_What you are asked to do_
Write out each entry, exactly the way it appears.

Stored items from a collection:
(begin)
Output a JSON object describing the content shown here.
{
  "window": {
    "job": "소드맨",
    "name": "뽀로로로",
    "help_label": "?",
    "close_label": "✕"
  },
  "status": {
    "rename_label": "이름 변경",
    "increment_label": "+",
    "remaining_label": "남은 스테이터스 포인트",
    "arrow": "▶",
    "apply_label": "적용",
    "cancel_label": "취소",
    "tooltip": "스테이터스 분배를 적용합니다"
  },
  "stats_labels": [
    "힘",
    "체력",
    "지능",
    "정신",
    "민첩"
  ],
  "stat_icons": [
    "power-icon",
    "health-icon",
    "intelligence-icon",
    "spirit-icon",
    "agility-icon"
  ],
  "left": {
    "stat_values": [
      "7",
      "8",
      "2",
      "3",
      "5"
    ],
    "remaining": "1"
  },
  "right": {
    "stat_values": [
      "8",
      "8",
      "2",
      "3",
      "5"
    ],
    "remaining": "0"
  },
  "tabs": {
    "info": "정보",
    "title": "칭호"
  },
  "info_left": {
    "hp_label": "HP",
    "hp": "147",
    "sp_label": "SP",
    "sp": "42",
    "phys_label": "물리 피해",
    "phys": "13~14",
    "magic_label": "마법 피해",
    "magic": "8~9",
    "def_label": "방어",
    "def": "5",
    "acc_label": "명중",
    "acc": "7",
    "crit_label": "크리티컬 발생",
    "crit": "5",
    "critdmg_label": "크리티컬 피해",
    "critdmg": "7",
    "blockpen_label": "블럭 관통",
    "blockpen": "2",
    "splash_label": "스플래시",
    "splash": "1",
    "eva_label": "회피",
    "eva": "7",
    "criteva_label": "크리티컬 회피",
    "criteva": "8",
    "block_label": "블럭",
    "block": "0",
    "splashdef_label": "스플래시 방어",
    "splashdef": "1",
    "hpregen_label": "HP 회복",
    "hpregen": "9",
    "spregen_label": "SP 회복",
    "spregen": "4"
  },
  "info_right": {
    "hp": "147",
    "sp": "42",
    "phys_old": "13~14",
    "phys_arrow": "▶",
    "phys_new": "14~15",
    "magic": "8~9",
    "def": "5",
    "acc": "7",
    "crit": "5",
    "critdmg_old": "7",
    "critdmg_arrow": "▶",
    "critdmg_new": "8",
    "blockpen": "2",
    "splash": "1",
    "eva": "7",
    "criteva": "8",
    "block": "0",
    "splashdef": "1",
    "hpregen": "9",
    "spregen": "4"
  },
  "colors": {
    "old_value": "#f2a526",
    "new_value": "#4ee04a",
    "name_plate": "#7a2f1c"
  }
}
(end)
_Answer to the problem_
Output a JSON object describing the content shown here.
{
  "window": {
    "job": "소드맨",
    "name": "뽀로로로",
    "help_label": "?",
    "close_label": "✕"
  },
  "status": {
    "rename_label": "이름 변경",
    "increment_label": "+",
    "remaining_label": "남은 스테이터스 포인트",
    "arrow": "▶",
    "apply_label": "적용",
    "cancel_label": "취소",
    "tooltip": "스테이터스 분배를 적용합니다"
  },
  "stats_labels": [
    "힘",
    "체력",
    "지능",
    "정신",
    "민첩"
  ],
  "stat_icons": [
    "power-icon",
    "health-icon",
    "intelligence-icon",
    "spirit-icon",
    "agility-icon"
  ],
  "left": {
    "stat_values": [
      "7",
      "8",
      "2",
      "3",
      "5"
    ],
    "remaining": "1"
  },
  "right": {
    "stat_values": [
      "8",
      "8",
      "2",
      "3",
      "5"
    ],
    "remaining": "0"
  },
  "tabs": {
    "info": "정보",
    "title": "칭호"
  },
  "info_left": {
    "hp_label": "HP",
    "hp": "147",
    "sp_label": "SP",
    "sp": "42",
    "phys_label": "물리 피해",
    "phys": "13~14",
    "magic_label": "마법 피해",
    "magic": "8~9",
    "def_label": "방어",
    "def": "5",
    "acc_label": "명중",
    "acc": "7",
    "crit_label": "크리티컬 발생",
    "crit": "5",
    "critdmg_label": "크리티컬 피해",
    "critdmg": "7",
    "blockpen_label": "블럭 관통",
    "blockpen": "2",
    "splash_label": "스플래시",
    "splash": "1",
    "eva_label": "회피",
    "eva": "7",
    "criteva_label": "크리티컬 회피",
    "criteva": "8",
    "block_label": "블럭",
    "block": "0",
    "splashdef_label": "스플래시 방어",
    "splashdef": "1",
    "hpregen_label": "HP 회복",
    "hpregen": "9",
    "spregen_label": "SP 회복",
    "spregen": "4"
  },
  "info_right": {
    "hp": "147",
    "sp": "42",
    "phys_old": "13~14",
    "phys_arrow": "▶",
    "phys_new": "14~15",
    "magic": "8~9",
    "def": "5",
    "acc": "7",
    "crit": "5",
    "critdmg_old": "7",
    "critdmg_arrow": "▶",
    "critdmg_new": "8",
    "blockpen": "2",
    "splash": "1",
    "eva": "7",
    "criteva": "8",
    "block": "0",
    "splashdef": "1",
    "hpregen": "9",
    "spregen": "4"
  },
  "colors": {
    "old_value": "#f2a526",
    "new_value": "#4ee04a",
    "name_plate": "#7a2f1c"
  }
}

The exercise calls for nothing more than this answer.